> [INPUT MATERIAL]
________
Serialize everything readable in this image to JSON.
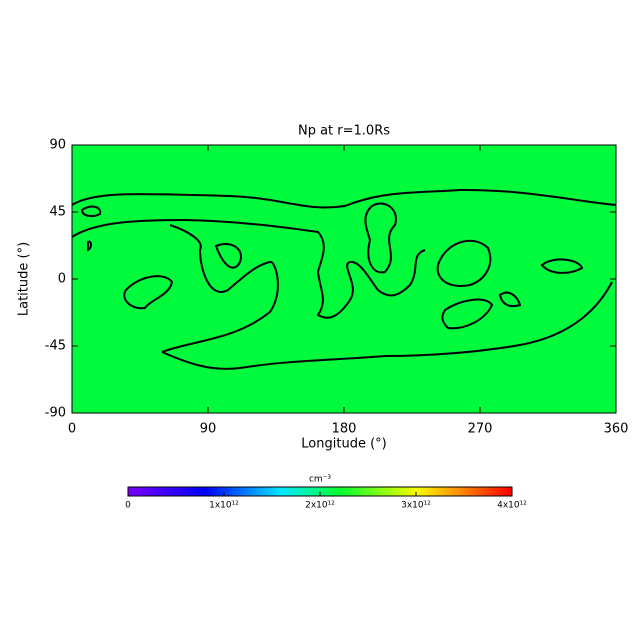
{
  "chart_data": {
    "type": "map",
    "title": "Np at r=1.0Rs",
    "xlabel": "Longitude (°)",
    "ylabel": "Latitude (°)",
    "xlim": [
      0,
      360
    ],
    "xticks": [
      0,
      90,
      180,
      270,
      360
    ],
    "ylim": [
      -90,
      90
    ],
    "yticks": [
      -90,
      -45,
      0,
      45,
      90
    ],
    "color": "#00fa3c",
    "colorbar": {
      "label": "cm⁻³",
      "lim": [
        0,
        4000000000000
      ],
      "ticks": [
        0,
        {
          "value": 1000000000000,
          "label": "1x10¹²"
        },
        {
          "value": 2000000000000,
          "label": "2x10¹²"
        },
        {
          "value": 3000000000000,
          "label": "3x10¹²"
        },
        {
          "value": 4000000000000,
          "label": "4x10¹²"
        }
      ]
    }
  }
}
________
> [PROBLEM DETAILS]
Copy the records exactly as they appear, excluding images.

> [TASK ANSWER]
Serialize everything readable in this image to JSON.
{
  "chart_data": {
    "type": "map",
    "title": "Np at r=1.0Rs",
    "xlabel": "Longitude (°)",
    "ylabel": "Latitude (°)",
    "xlim": [
      0,
      360
    ],
    "xticks": [
      0,
      90,
      180,
      270,
      360
    ],
    "ylim": [
      -90,
      90
    ],
    "yticks": [
      -90,
      -45,
      0,
      45,
      90
    ],
    "color": "#00fa3c",
    "colorbar": {
      "label": "cm⁻³",
      "lim": [
        0,
        4000000000000
      ],
      "ticks": [
        0,
        {
          "value": 1000000000000,
          "label": "1x10¹²"
        },
        {
          "value": 2000000000000,
          "label": "2x10¹²"
        },
        {
          "value": 3000000000000,
          "label": "3x10¹²"
        },
        {
          "value": 4000000000000,
          "label": "4x10¹²"
        }
      ]
    }
  }
}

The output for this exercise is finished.